• _What you need to do_
List each line of the data that holds the string "Dokumen", please.

• _Data records_
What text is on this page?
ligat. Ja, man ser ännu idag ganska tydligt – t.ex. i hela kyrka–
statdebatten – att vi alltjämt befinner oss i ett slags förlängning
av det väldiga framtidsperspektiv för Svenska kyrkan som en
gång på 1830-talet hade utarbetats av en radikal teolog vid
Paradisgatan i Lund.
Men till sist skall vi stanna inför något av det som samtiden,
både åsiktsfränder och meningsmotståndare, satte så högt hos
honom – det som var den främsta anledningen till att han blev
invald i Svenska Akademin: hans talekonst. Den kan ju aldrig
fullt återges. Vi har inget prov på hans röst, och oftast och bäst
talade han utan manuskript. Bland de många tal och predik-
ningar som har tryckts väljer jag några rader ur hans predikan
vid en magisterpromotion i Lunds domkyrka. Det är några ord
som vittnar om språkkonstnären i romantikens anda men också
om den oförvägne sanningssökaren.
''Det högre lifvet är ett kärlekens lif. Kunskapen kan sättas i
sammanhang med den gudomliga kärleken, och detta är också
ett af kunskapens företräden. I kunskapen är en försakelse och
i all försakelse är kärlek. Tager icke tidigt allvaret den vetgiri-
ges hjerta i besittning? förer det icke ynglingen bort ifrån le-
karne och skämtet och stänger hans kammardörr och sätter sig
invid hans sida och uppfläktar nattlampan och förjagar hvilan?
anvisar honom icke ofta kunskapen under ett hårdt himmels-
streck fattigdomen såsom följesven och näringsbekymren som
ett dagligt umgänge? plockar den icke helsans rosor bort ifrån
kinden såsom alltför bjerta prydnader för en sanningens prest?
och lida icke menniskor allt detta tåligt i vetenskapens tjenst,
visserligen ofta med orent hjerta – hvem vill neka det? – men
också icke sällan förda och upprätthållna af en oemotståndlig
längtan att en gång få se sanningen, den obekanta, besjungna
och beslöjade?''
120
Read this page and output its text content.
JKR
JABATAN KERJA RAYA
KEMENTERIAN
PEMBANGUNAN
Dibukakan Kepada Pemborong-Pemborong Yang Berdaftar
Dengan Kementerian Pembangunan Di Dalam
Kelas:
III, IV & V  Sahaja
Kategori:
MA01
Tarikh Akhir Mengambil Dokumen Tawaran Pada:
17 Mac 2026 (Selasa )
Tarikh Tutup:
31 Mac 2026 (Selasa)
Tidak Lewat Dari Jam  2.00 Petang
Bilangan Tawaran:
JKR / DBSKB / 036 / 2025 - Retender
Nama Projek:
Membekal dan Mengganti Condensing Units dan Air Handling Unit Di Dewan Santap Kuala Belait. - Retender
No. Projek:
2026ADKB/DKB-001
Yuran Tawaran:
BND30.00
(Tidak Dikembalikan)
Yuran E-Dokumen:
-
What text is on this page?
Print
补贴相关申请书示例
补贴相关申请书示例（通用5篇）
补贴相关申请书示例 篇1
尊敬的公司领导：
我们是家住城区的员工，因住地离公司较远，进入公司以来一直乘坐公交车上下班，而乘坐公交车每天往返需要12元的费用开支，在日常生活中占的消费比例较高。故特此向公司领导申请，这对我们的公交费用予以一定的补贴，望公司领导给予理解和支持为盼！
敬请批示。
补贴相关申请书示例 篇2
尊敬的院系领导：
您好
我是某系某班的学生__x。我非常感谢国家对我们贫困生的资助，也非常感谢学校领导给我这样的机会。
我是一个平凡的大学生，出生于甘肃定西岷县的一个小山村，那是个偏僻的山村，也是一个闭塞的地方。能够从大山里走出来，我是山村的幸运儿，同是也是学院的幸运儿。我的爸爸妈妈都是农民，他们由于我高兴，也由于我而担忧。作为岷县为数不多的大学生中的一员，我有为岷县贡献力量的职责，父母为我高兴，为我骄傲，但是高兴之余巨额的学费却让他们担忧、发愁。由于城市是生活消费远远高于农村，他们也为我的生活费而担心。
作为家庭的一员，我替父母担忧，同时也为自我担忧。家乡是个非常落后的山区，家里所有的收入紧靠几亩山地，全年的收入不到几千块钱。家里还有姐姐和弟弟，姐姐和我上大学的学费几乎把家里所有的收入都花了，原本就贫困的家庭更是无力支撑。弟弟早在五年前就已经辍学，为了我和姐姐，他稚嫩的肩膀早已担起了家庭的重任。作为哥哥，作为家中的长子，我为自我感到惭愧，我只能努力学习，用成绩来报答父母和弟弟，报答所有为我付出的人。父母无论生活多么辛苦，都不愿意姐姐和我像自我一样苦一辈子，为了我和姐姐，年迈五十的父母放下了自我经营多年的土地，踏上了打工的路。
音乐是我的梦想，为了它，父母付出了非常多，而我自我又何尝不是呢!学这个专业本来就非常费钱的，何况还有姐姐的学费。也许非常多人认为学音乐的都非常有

• _Problem solution_
Tarikh Akhir Mengambil Dokumen Tawaran Pada:
Yuran E-Dokumen:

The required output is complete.